BRIEF: Work out how many lines of the material contain the string "productos"; the answer is that number only.
________________
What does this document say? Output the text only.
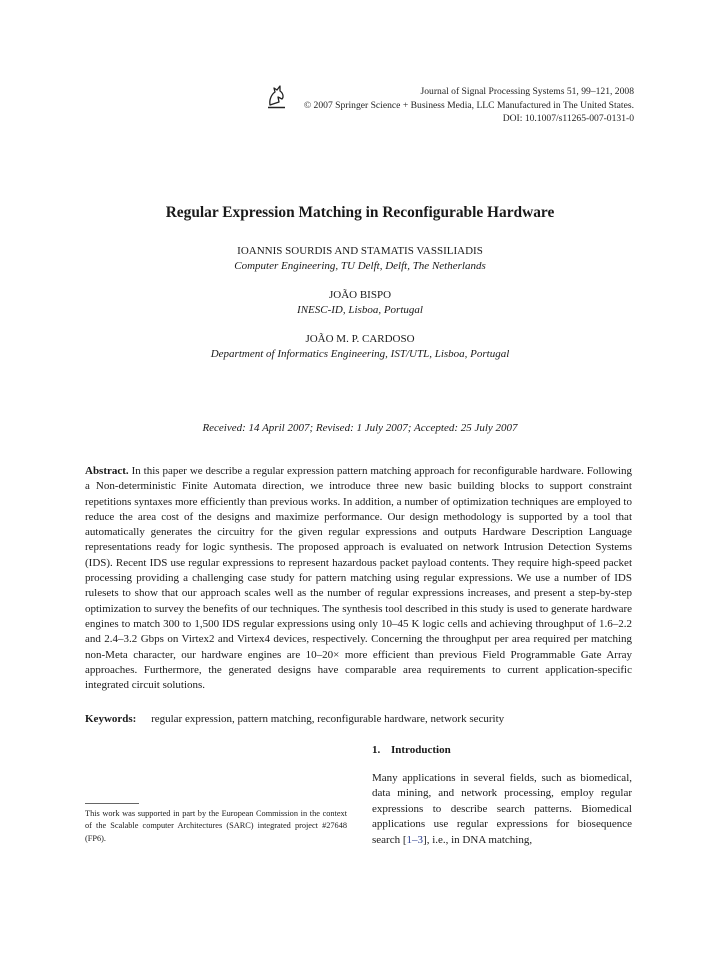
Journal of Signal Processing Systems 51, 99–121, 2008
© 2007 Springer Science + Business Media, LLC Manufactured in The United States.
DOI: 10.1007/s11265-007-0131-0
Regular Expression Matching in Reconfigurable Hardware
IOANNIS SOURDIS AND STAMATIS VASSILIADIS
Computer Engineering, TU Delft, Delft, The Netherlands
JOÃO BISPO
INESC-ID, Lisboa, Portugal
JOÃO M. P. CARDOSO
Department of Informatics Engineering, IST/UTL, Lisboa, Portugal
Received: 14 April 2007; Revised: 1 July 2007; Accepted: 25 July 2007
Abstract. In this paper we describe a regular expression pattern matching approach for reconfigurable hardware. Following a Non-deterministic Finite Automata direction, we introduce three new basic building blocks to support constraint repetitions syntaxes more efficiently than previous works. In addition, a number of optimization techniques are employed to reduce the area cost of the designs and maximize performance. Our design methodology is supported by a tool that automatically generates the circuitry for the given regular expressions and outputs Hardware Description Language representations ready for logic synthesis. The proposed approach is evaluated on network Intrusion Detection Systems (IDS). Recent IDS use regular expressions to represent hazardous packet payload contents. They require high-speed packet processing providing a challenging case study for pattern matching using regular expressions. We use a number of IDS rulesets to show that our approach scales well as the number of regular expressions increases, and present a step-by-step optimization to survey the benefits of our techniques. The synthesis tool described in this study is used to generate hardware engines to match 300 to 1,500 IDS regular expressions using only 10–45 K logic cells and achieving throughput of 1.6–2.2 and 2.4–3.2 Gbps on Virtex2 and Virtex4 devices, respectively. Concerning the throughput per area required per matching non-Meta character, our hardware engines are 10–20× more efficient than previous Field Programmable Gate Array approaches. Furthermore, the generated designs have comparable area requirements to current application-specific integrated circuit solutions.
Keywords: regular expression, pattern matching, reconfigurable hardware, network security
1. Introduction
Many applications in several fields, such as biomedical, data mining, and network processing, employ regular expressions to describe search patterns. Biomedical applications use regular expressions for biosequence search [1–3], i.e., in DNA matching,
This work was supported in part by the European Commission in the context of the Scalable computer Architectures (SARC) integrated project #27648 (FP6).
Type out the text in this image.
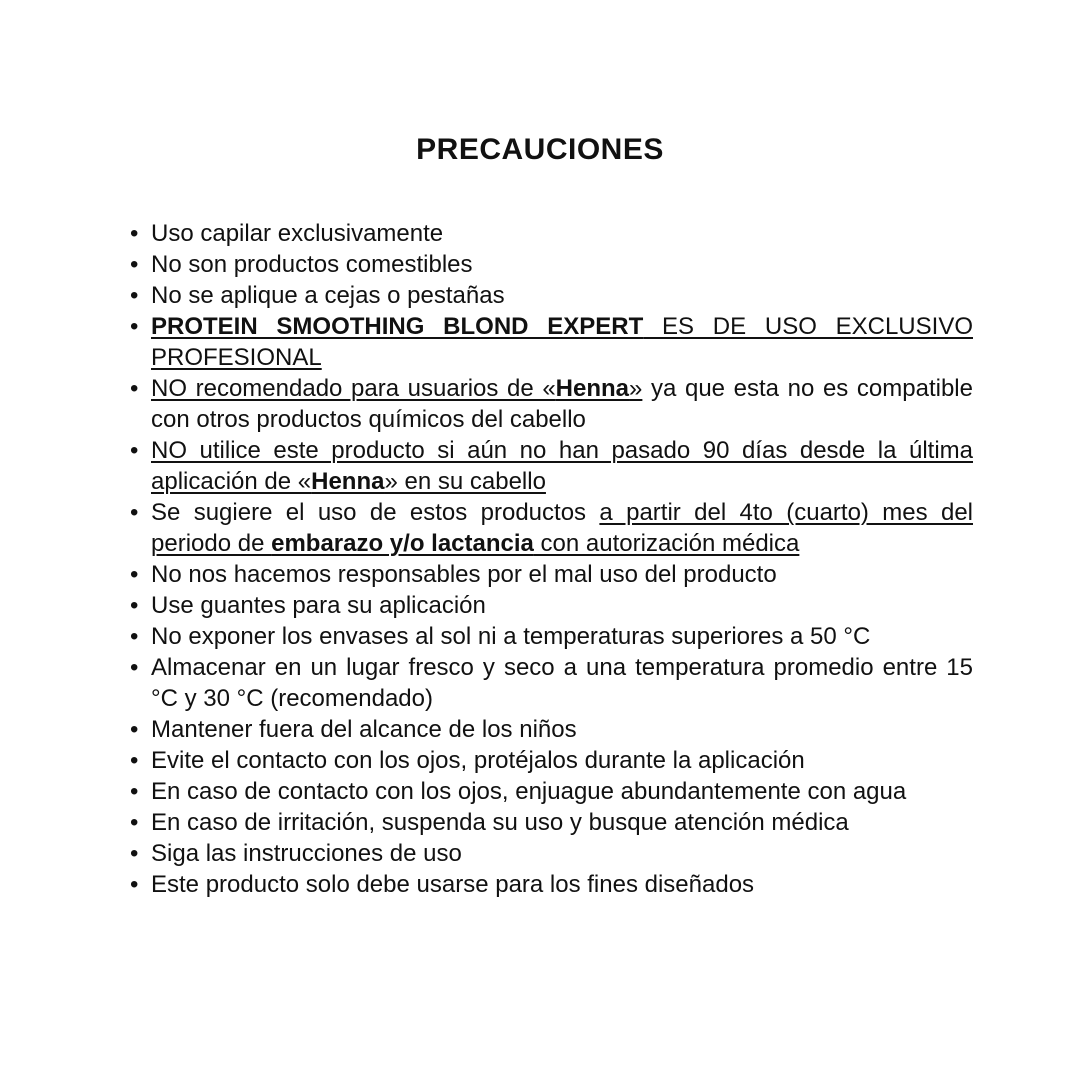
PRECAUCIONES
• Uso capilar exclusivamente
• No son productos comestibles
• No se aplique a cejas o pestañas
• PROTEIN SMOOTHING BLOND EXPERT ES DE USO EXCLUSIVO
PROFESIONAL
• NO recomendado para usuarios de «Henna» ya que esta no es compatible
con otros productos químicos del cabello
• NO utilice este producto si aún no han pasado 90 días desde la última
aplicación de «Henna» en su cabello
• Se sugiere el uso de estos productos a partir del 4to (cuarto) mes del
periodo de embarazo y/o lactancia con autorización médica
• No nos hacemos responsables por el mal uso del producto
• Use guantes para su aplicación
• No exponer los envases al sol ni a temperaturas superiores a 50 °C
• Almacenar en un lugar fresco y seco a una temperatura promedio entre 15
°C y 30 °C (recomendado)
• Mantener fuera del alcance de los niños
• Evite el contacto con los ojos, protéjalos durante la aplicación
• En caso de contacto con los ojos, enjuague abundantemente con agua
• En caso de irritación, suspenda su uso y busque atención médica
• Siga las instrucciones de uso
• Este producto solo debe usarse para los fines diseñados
________________
TASK OUTPUT: 3